◆ YOUR OBJECTIVE ◆
Each entry below is to be extracted exactly.

◆ TASK DATA ◆
— Start —
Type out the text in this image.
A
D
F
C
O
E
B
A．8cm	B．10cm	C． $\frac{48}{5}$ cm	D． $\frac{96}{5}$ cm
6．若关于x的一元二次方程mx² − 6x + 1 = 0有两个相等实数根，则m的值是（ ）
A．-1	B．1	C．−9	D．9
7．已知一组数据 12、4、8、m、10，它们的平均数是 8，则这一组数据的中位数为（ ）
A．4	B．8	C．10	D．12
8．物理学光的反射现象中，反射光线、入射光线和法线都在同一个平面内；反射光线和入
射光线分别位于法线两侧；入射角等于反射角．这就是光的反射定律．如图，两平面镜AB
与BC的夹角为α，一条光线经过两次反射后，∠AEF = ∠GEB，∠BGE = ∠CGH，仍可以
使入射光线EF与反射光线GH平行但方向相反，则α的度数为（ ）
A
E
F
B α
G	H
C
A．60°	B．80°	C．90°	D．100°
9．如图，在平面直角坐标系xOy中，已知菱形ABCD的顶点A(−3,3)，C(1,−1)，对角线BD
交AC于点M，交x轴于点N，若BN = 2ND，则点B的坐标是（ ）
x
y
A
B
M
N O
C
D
— End —
◆ EXERCISE ANSWER ◆
Type out the text in this image.
A
D
F
C
O
E
B
A．8cm	B．10cm	C． $\frac{48}{5}$ cm	D． $\frac{96}{5}$ cm
6．若关于x的一元二次方程mx² − 6x + 1 = 0有两个相等实数根，则m的值是（ ）
A．-1	B．1	C．−9	D．9
7．已知一组数据 12、4、8、m、10，它们的平均数是 8，则这一组数据的中位数为（ ）
A．4	B．8	C．10	D．12
8．物理学光的反射现象中，反射光线、入射光线和法线都在同一个平面内；反射光线和入
射光线分别位于法线两侧；入射角等于反射角．这就是光的反射定律．如图，两平面镜AB
与BC的夹角为α，一条光线经过两次反射后，∠AEF = ∠GEB，∠BGE = ∠CGH，仍可以
使入射光线EF与反射光线GH平行但方向相反，则α的度数为（ ）
A
E
F
B α
G	H
C
A．60°	B．80°	C．90°	D．100°
9．如图，在平面直角坐标系xOy中，已知菱形ABCD的顶点A(−3,3)，C(1,−1)，对角线BD
交AC于点M，交x轴于点N，若BN = 2ND，则点B的坐标是（ ）
x
y
A
B
M
N O
C
D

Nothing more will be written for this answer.